··· Given data

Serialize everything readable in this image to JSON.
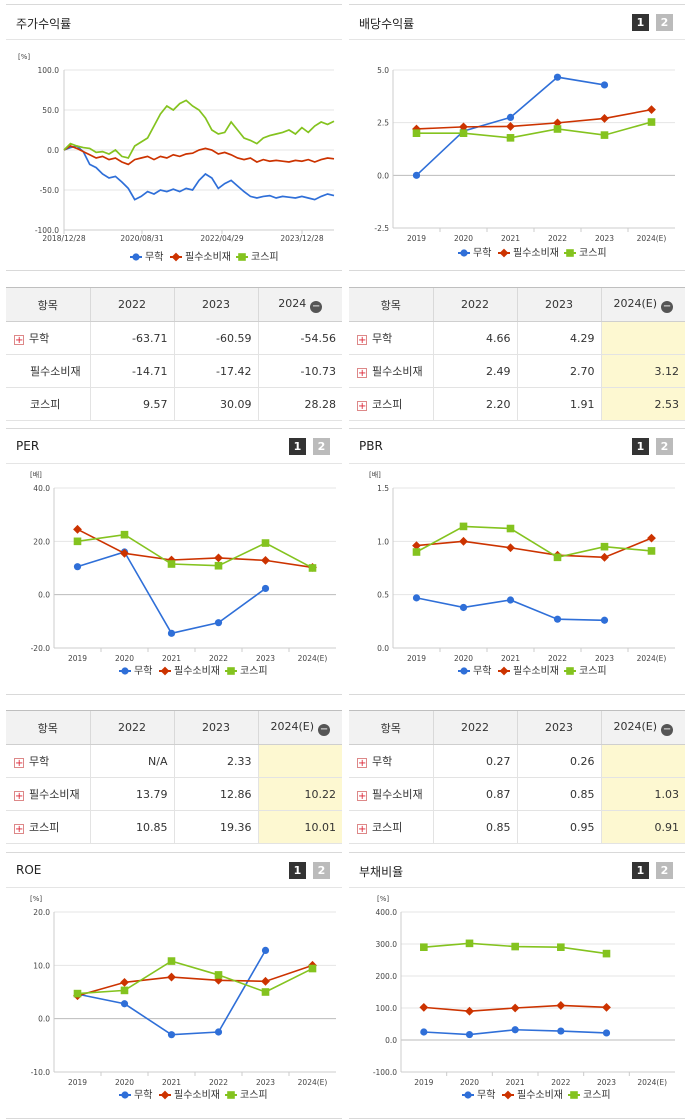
{
  "colors": {
    "muhak": "#2f6fd8",
    "staples": "#cc3300",
    "kospi": "#84c31f"
  },
  "legend": [
    "무학",
    "필수소비재",
    "코스피"
  ],
  "pager": [
    "1",
    "2"
  ],
  "panels": {
    "stock": {
      "title": "주가수익률"
    },
    "dividend": {
      "title": "배당수익률"
    },
    "per": {
      "title": "PER"
    },
    "pbr": {
      "title": "PBR"
    },
    "roe": {
      "title": "ROE"
    },
    "debt": {
      "title": "부채비율"
    }
  },
  "chart_data": [
    {
      "id": "stock",
      "type": "line",
      "title": "주가수익률",
      "ylabel": "[%]",
      "ylim": [
        -100,
        100
      ],
      "yticks": [
        "100.0",
        "50.0",
        "0.0",
        "-50.0",
        "-100.0"
      ],
      "xticks": [
        "2018/12/28",
        "2020/08/31",
        "2022/04/29",
        "2023/12/28"
      ],
      "series": [
        {
          "name": "무학",
          "values": [
            0,
            3,
            5,
            -2,
            -18,
            -22,
            -30,
            -35,
            -33,
            -40,
            -48,
            -62,
            -58,
            -52,
            -55,
            -50,
            -52,
            -49,
            -52,
            -48,
            -50,
            -38,
            -30,
            -35,
            -48,
            -42,
            -38,
            -45,
            -52,
            -58,
            -60,
            -58,
            -57,
            -60,
            -58,
            -59,
            -60,
            -58,
            -60,
            -62,
            -58,
            -55,
            -57
          ]
        },
        {
          "name": "필수소비재",
          "values": [
            0,
            5,
            2,
            -2,
            -6,
            -10,
            -8,
            -12,
            -10,
            -15,
            -18,
            -12,
            -10,
            -8,
            -12,
            -8,
            -10,
            -6,
            -8,
            -5,
            -4,
            0,
            2,
            0,
            -5,
            -3,
            -6,
            -10,
            -12,
            -10,
            -15,
            -12,
            -14,
            -13,
            -14,
            -15,
            -13,
            -14,
            -12,
            -15,
            -12,
            -10,
            -11
          ]
        },
        {
          "name": "코스피",
          "values": [
            0,
            8,
            5,
            3,
            2,
            -3,
            -2,
            -5,
            0,
            -8,
            -10,
            5,
            10,
            15,
            30,
            45,
            55,
            50,
            58,
            62,
            55,
            50,
            40,
            25,
            20,
            22,
            35,
            25,
            15,
            12,
            8,
            15,
            18,
            20,
            22,
            25,
            20,
            28,
            22,
            30,
            35,
            32,
            36
          ]
        }
      ]
    },
    {
      "id": "dividend",
      "type": "line",
      "title": "배당수익률",
      "categories": [
        "2019",
        "2020",
        "2021",
        "2022",
        "2023",
        "2024(E)"
      ],
      "ylim": [
        -2.5,
        5.0
      ],
      "yticks": [
        "5.0",
        "2.5",
        "0.0",
        "-2.5"
      ],
      "series": [
        {
          "name": "무학",
          "values": [
            0.0,
            2.1,
            2.75,
            4.66,
            4.29,
            null
          ]
        },
        {
          "name": "필수소비재",
          "values": [
            2.2,
            2.3,
            2.32,
            2.49,
            2.7,
            3.12
          ]
        },
        {
          "name": "코스피",
          "values": [
            2.0,
            2.0,
            1.78,
            2.2,
            1.91,
            2.53
          ]
        }
      ]
    },
    {
      "id": "per",
      "type": "line",
      "title": "PER",
      "ylabel": "[배]",
      "categories": [
        "2019",
        "2020",
        "2021",
        "2022",
        "2023",
        "2024(E)"
      ],
      "ylim": [
        -20,
        40
      ],
      "yticks": [
        "40.0",
        "20.0",
        "0.0",
        "-20.0"
      ],
      "series": [
        {
          "name": "무학",
          "values": [
            10.5,
            16.0,
            -14.5,
            -10.5,
            2.33,
            null
          ]
        },
        {
          "name": "필수소비재",
          "values": [
            24.5,
            15.5,
            13.0,
            13.79,
            12.86,
            10.22
          ]
        },
        {
          "name": "코스피",
          "values": [
            20.0,
            22.5,
            11.5,
            10.85,
            19.36,
            10.01
          ]
        }
      ]
    },
    {
      "id": "pbr",
      "type": "line",
      "title": "PBR",
      "ylabel": "[배]",
      "categories": [
        "2019",
        "2020",
        "2021",
        "2022",
        "2023",
        "2024(E)"
      ],
      "ylim": [
        0.0,
        1.5
      ],
      "yticks": [
        "1.5",
        "1.0",
        "0.5",
        "0.0"
      ],
      "series": [
        {
          "name": "무학",
          "values": [
            0.47,
            0.38,
            0.45,
            0.27,
            0.26,
            null
          ]
        },
        {
          "name": "필수소비재",
          "values": [
            0.96,
            1.0,
            0.94,
            0.87,
            0.85,
            1.03
          ]
        },
        {
          "name": "코스피",
          "values": [
            0.9,
            1.14,
            1.12,
            0.85,
            0.95,
            0.91
          ]
        }
      ]
    },
    {
      "id": "roe",
      "type": "line",
      "title": "ROE",
      "ylabel": "[%]",
      "categories": [
        "2019",
        "2020",
        "2021",
        "2022",
        "2023",
        "2024(E)"
      ],
      "ylim": [
        -10,
        20
      ],
      "yticks": [
        "20.0",
        "10.0",
        "0.0",
        "-10.0"
      ],
      "series": [
        {
          "name": "무학",
          "values": [
            4.6,
            2.8,
            -3.0,
            -2.5,
            12.8,
            null
          ]
        },
        {
          "name": "필수소비재",
          "values": [
            4.3,
            6.8,
            7.8,
            7.2,
            7.0,
            10.0
          ]
        },
        {
          "name": "코스피",
          "values": [
            4.7,
            5.3,
            10.8,
            8.2,
            5.0,
            9.4
          ]
        }
      ]
    },
    {
      "id": "debt",
      "type": "line",
      "title": "부채비율",
      "ylabel": "[%]",
      "categories": [
        "2019",
        "2020",
        "2021",
        "2022",
        "2023",
        "2024(E)"
      ],
      "ylim": [
        -100,
        400
      ],
      "yticks": [
        "400.0",
        "300.0",
        "200.0",
        "100.0",
        "0.0",
        "-100.0"
      ],
      "series": [
        {
          "name": "무학",
          "values": [
            25,
            17,
            32,
            28,
            22,
            null
          ]
        },
        {
          "name": "필수소비재",
          "values": [
            102,
            90,
            100,
            108,
            102,
            null
          ]
        },
        {
          "name": "코스피",
          "values": [
            290,
            302,
            292,
            290,
            270,
            null
          ]
        }
      ]
    }
  ],
  "tables": {
    "stock": {
      "headers": [
        "항목",
        "2022",
        "2023",
        "2024"
      ],
      "rows": [
        {
          "label": "무학",
          "plus": true,
          "v": [
            "-63.71",
            "-60.59",
            "-54.56"
          ]
        },
        {
          "label": "필수소비재",
          "plus": false,
          "v": [
            "-14.71",
            "-17.42",
            "-10.73"
          ]
        },
        {
          "label": "코스피",
          "plus": false,
          "v": [
            "9.57",
            "30.09",
            "28.28"
          ]
        }
      ]
    },
    "dividend": {
      "headers": [
        "항목",
        "2022",
        "2023",
        "2024(E)"
      ],
      "rows": [
        {
          "label": "무학",
          "plus": true,
          "v": [
            "4.66",
            "4.29",
            ""
          ]
        },
        {
          "label": "필수소비재",
          "plus": true,
          "v": [
            "2.49",
            "2.70",
            "3.12"
          ]
        },
        {
          "label": "코스피",
          "plus": true,
          "v": [
            "2.20",
            "1.91",
            "2.53"
          ]
        }
      ]
    },
    "per": {
      "headers": [
        "항목",
        "2022",
        "2023",
        "2024(E)"
      ],
      "rows": [
        {
          "label": "무학",
          "plus": true,
          "v": [
            "N/A",
            "2.33",
            ""
          ]
        },
        {
          "label": "필수소비재",
          "plus": true,
          "v": [
            "13.79",
            "12.86",
            "10.22"
          ]
        },
        {
          "label": "코스피",
          "plus": true,
          "v": [
            "10.85",
            "19.36",
            "10.01"
          ]
        }
      ]
    },
    "pbr": {
      "headers": [
        "항목",
        "2022",
        "2023",
        "2024(E)"
      ],
      "rows": [
        {
          "label": "무학",
          "plus": true,
          "v": [
            "0.27",
            "0.26",
            ""
          ]
        },
        {
          "label": "필수소비재",
          "plus": true,
          "v": [
            "0.87",
            "0.85",
            "1.03"
          ]
        },
        {
          "label": "코스피",
          "plus": true,
          "v": [
            "0.85",
            "0.95",
            "0.91"
          ]
        }
      ]
    }
  }
}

······

Problem requirements> Copy out each line of the material that holds the word "title".

Solution to the problem>
      "title": "주가수익률"
      "title": "배당수익률"
      "title": "PER"
      "title": "PBR"
      "title": "ROE"
      "title": "부채비율"
      "title": "주가수익률",
      "title": "배당수익률",
      "title": "PER",
      "title": "PBR",
      "title": "ROE",
      "title": "부채비율",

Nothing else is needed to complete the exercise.